◆ **What to produce**
Locate the lines of the listing below that hold "card", then copy each of them.

** begin Rows **

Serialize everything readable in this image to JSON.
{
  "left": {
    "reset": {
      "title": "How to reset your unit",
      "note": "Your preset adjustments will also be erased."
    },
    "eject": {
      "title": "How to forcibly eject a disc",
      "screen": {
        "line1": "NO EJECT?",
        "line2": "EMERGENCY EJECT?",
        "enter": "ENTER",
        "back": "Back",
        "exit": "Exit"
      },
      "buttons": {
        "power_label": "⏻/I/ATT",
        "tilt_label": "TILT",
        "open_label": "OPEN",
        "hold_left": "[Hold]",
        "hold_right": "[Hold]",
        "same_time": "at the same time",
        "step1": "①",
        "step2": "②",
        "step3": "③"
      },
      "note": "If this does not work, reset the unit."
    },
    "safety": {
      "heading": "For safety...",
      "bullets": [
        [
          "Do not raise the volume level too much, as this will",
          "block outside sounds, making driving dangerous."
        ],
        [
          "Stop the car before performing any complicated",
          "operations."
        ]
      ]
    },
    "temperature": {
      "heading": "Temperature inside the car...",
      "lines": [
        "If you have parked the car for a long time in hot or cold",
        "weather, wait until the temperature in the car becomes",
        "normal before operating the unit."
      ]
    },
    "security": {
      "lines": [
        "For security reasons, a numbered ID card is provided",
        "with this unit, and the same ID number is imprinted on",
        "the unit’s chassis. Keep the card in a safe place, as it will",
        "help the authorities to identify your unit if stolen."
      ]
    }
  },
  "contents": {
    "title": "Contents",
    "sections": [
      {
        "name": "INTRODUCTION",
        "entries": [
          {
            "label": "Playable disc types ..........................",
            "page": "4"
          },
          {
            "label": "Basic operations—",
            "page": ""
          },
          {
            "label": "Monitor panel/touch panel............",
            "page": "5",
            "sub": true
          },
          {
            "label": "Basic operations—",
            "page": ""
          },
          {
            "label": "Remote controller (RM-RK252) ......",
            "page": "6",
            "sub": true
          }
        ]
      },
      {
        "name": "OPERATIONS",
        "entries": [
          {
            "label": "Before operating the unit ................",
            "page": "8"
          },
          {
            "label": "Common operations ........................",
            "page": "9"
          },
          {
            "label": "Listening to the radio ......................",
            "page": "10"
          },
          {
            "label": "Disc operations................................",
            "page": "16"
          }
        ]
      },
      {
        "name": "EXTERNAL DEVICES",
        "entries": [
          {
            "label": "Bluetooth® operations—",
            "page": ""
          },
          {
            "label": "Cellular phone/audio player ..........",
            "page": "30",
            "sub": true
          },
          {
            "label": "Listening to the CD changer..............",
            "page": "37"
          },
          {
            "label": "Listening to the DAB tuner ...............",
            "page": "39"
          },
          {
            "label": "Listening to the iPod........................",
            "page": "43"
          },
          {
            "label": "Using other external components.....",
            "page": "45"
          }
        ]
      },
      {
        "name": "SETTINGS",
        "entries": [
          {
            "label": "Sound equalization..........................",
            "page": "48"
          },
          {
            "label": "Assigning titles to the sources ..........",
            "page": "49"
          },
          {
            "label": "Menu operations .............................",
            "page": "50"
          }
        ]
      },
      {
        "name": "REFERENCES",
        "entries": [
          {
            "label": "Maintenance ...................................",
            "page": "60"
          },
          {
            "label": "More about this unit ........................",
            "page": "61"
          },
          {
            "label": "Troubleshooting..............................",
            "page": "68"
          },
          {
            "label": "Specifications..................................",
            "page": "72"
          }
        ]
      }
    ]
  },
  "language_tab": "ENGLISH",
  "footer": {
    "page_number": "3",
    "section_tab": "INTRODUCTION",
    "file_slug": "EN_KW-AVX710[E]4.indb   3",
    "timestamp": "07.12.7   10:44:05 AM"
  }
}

** end Rows **

◆ **Final result**
        "For security reasons, a numbered ID card is provided",
        "the unit’s chassis. Keep the card in a safe place, as it will",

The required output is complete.